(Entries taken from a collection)
══════════════════════════════
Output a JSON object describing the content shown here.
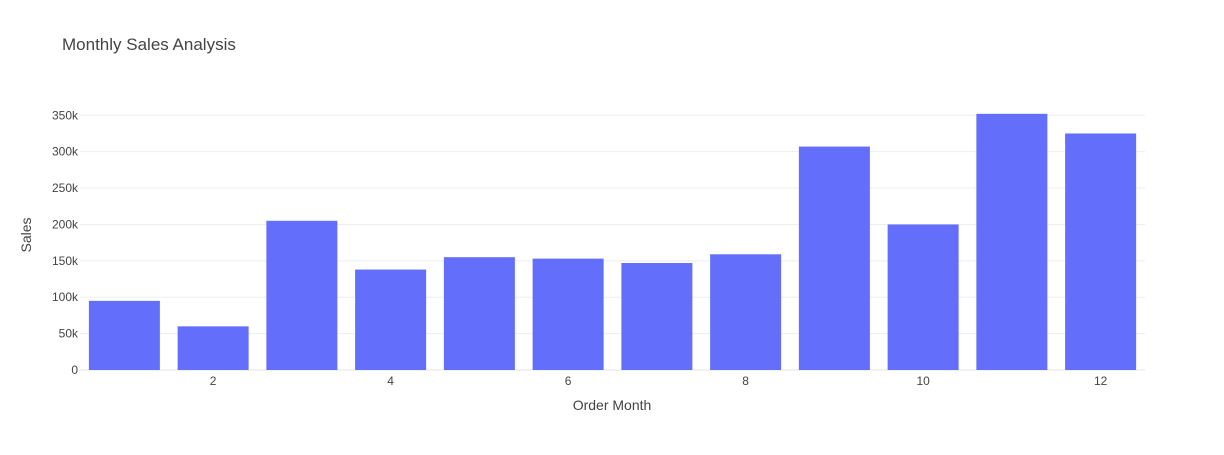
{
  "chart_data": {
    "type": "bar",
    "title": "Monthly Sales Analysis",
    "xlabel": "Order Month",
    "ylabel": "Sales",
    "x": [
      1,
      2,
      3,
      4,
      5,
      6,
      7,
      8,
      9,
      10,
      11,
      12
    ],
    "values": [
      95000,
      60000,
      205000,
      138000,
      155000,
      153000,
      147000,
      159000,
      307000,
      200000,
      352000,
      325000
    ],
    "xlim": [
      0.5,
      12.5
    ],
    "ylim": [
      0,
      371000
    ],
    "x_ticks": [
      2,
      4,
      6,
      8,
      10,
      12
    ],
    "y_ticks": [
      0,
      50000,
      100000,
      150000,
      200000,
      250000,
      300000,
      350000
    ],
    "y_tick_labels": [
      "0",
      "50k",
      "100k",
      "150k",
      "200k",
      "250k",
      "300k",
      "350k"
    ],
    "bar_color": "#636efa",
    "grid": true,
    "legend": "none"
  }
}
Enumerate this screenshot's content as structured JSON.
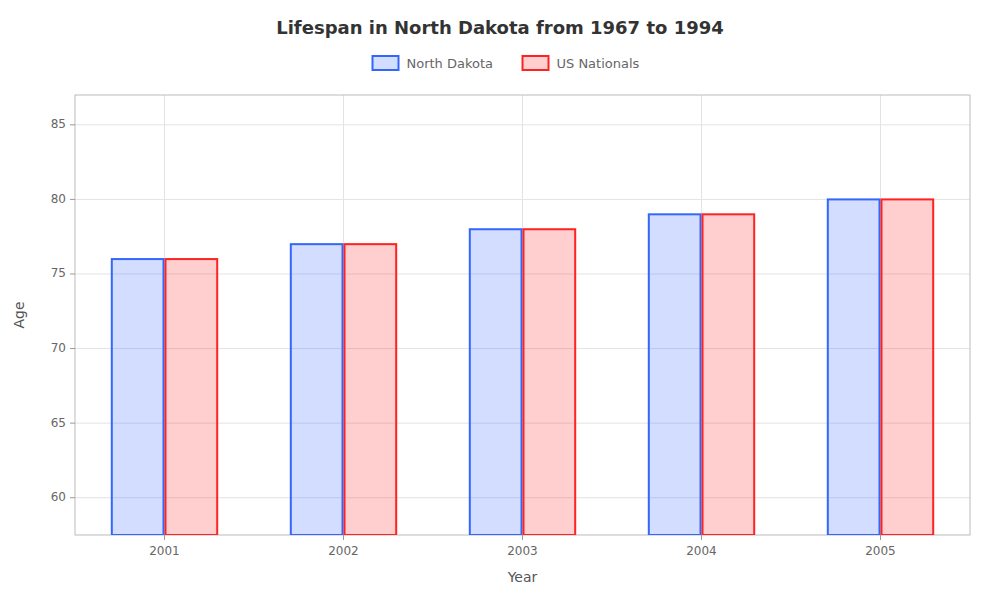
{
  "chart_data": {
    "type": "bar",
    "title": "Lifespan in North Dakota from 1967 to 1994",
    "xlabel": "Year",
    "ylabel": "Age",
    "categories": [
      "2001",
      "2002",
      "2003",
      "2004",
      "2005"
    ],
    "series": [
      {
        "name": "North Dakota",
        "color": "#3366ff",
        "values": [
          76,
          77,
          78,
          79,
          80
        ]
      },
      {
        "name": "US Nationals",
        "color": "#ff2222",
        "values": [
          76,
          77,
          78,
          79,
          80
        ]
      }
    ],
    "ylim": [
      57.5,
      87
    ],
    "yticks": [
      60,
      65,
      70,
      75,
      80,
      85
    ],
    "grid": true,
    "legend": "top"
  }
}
══════════════════════════════
### Short exercise
Copy the material above in full and exactly, skipping pictures.

### Answer in full
Output a JSON object describing the content shown here.
{
  "chart_data": {
    "type": "bar",
    "title": "Monthly Sales Analysis",
    "xlabel": "Order Month",
    "ylabel": "Sales",
    "x": [
      1,
      2,
      3,
      4,
      5,
      6,
      7,
      8,
      9,
      10,
      11,
      12
    ],
    "values": [
      95000,
      60000,
      205000,
      138000,
      155000,
      153000,
      147000,
      159000,
      307000,
      200000,
      352000,
      325000
    ],
    "xlim": [
      0.5,
      12.5
    ],
    "ylim": [
      0,
      371000
    ],
    "x_ticks": [
      2,
      4,
      6,
      8,
      10,
      12
    ],
    "y_ticks": [
      0,
      50000,
      100000,
      150000,
      200000,
      250000,
      300000,
      350000
    ],
    "y_tick_labels": [
      "0",
      "50k",
      "100k",
      "150k",
      "200k",
      "250k",
      "300k",
      "350k"
    ],
    "bar_color": "#636efa",
    "grid": true,
    "legend": "none"
  }
}
Enumerate this screenshot's content as structured JSON.
{
  "chart_data": {
    "type": "bar",
    "title": "Lifespan in North Dakota from 1967 to 1994",
    "xlabel": "Year",
    "ylabel": "Age",
    "categories": [
      "2001",
      "2002",
      "2003",
      "2004",
      "2005"
    ],
    "series": [
      {
        "name": "North Dakota",
        "color": "#3366ff",
        "values": [
          76,
          77,
          78,
          79,
          80
        ]
      },
      {
        "name": "US Nationals",
        "color": "#ff2222",
        "values": [
          76,
          77,
          78,
          79,
          80
        ]
      }
    ],
    "ylim": [
      57.5,
      87
    ],
    "yticks": [
      60,
      65,
      70,
      75,
      80,
      85
    ],
    "grid": true,
    "legend": "top"
  }
}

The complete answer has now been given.